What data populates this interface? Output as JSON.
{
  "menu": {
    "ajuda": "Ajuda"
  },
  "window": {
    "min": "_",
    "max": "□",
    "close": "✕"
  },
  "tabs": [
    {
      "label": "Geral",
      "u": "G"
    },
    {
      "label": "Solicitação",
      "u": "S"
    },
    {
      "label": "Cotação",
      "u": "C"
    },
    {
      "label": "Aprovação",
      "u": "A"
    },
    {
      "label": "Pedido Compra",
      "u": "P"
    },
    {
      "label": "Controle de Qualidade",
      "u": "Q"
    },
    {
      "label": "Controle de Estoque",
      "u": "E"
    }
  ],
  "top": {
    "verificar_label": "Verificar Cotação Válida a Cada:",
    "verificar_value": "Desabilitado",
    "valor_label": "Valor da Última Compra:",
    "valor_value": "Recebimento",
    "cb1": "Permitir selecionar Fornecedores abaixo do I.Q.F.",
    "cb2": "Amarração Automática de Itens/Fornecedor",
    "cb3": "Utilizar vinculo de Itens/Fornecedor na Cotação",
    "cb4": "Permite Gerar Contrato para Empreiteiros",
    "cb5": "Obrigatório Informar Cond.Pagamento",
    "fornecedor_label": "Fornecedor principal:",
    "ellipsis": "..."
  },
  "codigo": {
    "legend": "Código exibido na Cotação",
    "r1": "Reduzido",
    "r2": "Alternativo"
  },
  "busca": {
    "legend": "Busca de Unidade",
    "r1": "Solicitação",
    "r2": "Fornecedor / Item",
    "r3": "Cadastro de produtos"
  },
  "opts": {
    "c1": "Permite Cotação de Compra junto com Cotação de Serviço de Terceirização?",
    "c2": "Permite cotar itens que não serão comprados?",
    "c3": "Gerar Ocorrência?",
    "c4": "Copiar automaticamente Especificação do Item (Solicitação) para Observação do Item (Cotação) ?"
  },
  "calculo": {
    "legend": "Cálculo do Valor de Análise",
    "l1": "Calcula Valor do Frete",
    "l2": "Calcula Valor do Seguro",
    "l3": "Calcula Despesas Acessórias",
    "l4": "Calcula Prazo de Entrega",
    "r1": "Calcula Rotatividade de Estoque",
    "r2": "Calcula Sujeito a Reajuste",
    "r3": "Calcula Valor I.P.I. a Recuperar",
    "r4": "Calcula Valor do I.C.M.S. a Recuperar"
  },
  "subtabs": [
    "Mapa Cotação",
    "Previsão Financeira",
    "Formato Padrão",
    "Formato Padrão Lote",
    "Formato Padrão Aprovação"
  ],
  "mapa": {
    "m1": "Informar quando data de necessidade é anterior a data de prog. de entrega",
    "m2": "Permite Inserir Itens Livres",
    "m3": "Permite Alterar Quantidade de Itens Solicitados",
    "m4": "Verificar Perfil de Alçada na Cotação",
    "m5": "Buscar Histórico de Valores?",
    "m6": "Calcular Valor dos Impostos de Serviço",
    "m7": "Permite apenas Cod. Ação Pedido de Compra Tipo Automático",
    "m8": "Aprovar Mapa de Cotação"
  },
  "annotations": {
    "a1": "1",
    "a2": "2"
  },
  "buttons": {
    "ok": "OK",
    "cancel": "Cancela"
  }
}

-------------------------

● JOB
Filter lines by "data" and return each hit.

● RESULT
What data populates this interface? Output as JSON.
    "m1": "Informar quando data de necessidade é anterior a data de prog. de entrega",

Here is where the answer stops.